PROBLEM TO WORK ON:
Can you restate the records below word for word?

(Records from a collection of figures)
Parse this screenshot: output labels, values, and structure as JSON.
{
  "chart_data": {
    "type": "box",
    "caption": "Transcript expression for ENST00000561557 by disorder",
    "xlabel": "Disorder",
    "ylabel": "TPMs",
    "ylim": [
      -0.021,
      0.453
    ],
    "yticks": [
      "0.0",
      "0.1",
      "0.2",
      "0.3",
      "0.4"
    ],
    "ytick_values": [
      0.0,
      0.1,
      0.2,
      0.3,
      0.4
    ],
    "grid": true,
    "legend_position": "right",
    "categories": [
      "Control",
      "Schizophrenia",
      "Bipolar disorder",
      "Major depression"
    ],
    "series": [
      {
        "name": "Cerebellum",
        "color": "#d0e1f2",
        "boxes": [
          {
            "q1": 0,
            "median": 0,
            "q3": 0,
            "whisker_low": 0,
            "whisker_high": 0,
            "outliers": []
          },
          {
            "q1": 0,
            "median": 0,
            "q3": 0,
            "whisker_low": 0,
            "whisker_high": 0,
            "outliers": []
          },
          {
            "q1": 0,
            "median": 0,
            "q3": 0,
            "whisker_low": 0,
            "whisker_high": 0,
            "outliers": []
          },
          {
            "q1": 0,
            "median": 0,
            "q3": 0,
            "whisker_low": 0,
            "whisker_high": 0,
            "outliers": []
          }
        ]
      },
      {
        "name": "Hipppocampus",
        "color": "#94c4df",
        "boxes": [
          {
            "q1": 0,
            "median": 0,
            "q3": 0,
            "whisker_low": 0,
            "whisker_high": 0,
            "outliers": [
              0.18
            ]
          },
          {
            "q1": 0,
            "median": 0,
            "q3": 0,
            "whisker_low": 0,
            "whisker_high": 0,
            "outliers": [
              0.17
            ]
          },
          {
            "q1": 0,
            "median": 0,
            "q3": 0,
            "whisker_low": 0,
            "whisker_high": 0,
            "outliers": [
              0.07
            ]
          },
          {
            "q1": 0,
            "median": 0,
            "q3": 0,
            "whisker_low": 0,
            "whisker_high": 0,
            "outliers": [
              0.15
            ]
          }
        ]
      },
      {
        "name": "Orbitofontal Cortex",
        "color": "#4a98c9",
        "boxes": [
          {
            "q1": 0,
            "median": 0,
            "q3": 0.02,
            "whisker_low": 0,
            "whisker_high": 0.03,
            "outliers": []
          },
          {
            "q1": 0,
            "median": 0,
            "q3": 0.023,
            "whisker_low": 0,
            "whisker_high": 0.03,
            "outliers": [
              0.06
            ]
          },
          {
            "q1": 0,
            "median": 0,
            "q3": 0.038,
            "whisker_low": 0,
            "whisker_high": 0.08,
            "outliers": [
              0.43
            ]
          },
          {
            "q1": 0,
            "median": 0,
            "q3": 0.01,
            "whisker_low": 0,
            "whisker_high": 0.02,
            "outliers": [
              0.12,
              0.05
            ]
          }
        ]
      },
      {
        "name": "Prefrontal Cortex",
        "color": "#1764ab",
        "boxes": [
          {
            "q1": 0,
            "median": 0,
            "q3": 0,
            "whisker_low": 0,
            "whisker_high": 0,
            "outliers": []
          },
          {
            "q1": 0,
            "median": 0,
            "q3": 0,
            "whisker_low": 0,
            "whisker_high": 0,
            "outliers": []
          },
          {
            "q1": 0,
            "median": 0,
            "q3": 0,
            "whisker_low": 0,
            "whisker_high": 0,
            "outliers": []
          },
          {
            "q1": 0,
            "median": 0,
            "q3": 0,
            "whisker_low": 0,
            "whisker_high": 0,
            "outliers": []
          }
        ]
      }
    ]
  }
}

OUTPUT FOR THIS TASK:
Parse this screenshot: output labels, values, and structure as JSON.
{
  "chart_data": {
    "type": "box",
    "caption": "Transcript expression for ENST00000561557 by disorder",
    "xlabel": "Disorder",
    "ylabel": "TPMs",
    "ylim": [
      -0.021,
      0.453
    ],
    "yticks": [
      "0.0",
      "0.1",
      "0.2",
      "0.3",
      "0.4"
    ],
    "ytick_values": [
      0.0,
      0.1,
      0.2,
      0.3,
      0.4
    ],
    "grid": true,
    "legend_position": "right",
    "categories": [
      "Control",
      "Schizophrenia",
      "Bipolar disorder",
      "Major depression"
    ],
    "series": [
      {
        "name": "Cerebellum",
        "color": "#d0e1f2",
        "boxes": [
          {
            "q1": 0,
            "median": 0,
            "q3": 0,
            "whisker_low": 0,
            "whisker_high": 0,
            "outliers": []
          },
          {
            "q1": 0,
            "median": 0,
            "q3": 0,
            "whisker_low": 0,
            "whisker_high": 0,
            "outliers": []
          },
          {
            "q1": 0,
            "median": 0,
            "q3": 0,
            "whisker_low": 0,
            "whisker_high": 0,
            "outliers": []
          },
          {
            "q1": 0,
            "median": 0,
            "q3": 0,
            "whisker_low": 0,
            "whisker_high": 0,
            "outliers": []
          }
        ]
      },
      {
        "name": "Hipppocampus",
        "color": "#94c4df",
        "boxes": [
          {
            "q1": 0,
            "median": 0,
            "q3": 0,
            "whisker_low": 0,
            "whisker_high": 0,
            "outliers": [
              0.18
            ]
          },
          {
            "q1": 0,
            "median": 0,
            "q3": 0,
            "whisker_low": 0,
            "whisker_high": 0,
            "outliers": [
              0.17
            ]
          },
          {
            "q1": 0,
            "median": 0,
            "q3": 0,
            "whisker_low": 0,
            "whisker_high": 0,
            "outliers": [
              0.07
            ]
          },
          {
            "q1": 0,
            "median": 0,
            "q3": 0,
            "whisker_low": 0,
            "whisker_high": 0,
            "outliers": [
              0.15
            ]
          }
        ]
      },
      {
        "name": "Orbitofontal Cortex",
        "color": "#4a98c9",
        "boxes": [
          {
            "q1": 0,
            "median": 0,
            "q3": 0.02,
            "whisker_low": 0,
            "whisker_high": 0.03,
            "outliers": []
          },
          {
            "q1": 0,
            "median": 0,
            "q3": 0.023,
            "whisker_low": 0,
            "whisker_high": 0.03,
            "outliers": [
              0.06
            ]
          },
          {
            "q1": 0,
            "median": 0,
            "q3": 0.038,
            "whisker_low": 0,
            "whisker_high": 0.08,
            "outliers": [
              0.43
            ]
          },
          {
            "q1": 0,
            "median": 0,
            "q3": 0.01,
            "whisker_low": 0,
            "whisker_high": 0.02,
            "outliers": [
              0.12,
              0.05
            ]
          }
        ]
      },
      {
        "name": "Prefrontal Cortex",
        "color": "#1764ab",
        "boxes": [
          {
            "q1": 0,
            "median": 0,
            "q3": 0,
            "whisker_low": 0,
            "whisker_high": 0,
            "outliers": []
          },
          {
            "q1": 0,
            "median": 0,
            "q3": 0,
            "whisker_low": 0,
            "whisker_high": 0,
            "outliers": []
          },
          {
            "q1": 0,
            "median": 0,
            "q3": 0,
            "whisker_low": 0,
            "whisker_high": 0,
            "outliers": []
          },
          {
            "q1": 0,
            "median": 0,
            "q3": 0,
            "whisker_low": 0,
            "whisker_high": 0,
            "outliers": []
          }
        ]
      }
    ]
  }
}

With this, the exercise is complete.